• Challenge:
Copy out all the lines in the records that include the word "name".

==================================================

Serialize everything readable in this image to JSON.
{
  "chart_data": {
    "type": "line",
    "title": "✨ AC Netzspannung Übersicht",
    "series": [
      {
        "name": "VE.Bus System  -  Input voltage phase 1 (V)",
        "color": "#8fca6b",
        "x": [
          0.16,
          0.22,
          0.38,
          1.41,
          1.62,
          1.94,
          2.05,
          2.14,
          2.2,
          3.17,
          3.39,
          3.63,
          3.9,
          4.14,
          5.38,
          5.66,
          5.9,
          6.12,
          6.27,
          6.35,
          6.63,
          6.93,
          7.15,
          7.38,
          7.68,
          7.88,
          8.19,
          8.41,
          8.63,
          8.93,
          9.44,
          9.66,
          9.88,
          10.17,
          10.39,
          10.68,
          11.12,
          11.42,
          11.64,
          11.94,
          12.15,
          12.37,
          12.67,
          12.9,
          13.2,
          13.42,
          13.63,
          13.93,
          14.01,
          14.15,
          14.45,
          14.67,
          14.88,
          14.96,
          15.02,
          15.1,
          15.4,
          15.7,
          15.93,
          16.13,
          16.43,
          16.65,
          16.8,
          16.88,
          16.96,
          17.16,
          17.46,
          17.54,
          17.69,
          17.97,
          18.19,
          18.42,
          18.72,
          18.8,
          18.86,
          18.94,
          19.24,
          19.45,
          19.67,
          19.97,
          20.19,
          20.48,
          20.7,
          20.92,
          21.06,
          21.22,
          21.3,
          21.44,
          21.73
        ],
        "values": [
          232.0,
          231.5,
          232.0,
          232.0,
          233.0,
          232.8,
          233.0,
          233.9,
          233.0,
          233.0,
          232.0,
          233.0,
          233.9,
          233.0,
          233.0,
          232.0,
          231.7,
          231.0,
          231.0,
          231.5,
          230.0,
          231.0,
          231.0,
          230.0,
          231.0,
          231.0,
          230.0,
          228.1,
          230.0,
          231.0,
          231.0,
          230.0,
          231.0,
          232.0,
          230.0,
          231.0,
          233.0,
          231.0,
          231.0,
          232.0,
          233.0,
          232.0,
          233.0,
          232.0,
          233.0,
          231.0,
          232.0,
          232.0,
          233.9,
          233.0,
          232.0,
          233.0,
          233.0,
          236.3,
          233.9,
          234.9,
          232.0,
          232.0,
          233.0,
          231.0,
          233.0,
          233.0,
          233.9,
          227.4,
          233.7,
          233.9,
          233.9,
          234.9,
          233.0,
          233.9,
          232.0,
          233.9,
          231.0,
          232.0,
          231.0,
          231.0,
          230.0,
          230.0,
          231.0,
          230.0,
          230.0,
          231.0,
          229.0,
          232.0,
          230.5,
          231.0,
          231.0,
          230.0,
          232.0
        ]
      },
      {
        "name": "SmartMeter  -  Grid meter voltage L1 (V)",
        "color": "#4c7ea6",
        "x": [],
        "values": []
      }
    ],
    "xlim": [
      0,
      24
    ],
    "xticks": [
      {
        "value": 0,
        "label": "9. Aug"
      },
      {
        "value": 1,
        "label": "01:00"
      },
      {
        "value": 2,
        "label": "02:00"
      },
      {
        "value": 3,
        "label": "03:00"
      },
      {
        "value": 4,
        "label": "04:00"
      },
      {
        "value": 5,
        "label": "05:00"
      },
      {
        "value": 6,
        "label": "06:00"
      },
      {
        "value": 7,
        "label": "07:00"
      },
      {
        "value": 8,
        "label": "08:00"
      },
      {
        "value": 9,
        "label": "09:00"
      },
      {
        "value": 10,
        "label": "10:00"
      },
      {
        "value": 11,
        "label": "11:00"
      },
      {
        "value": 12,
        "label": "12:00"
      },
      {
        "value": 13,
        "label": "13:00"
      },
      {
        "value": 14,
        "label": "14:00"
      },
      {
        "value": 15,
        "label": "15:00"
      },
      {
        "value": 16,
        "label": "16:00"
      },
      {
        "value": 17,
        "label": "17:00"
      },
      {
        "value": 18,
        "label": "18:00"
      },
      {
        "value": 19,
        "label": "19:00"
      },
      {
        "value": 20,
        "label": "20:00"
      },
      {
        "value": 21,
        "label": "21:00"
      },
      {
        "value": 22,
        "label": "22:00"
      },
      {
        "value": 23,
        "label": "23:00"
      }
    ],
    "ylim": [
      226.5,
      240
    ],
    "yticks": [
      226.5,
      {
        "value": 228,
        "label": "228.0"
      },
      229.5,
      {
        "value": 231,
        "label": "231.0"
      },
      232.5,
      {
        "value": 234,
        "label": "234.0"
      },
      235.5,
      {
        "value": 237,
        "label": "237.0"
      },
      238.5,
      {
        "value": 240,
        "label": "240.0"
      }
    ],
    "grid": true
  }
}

==================================================

• Result of the task:
        "name": "VE.Bus System  -  Input voltage phase 1 (V)",
        "name": "SmartMeter  -  Grid meter voltage L1 (V)",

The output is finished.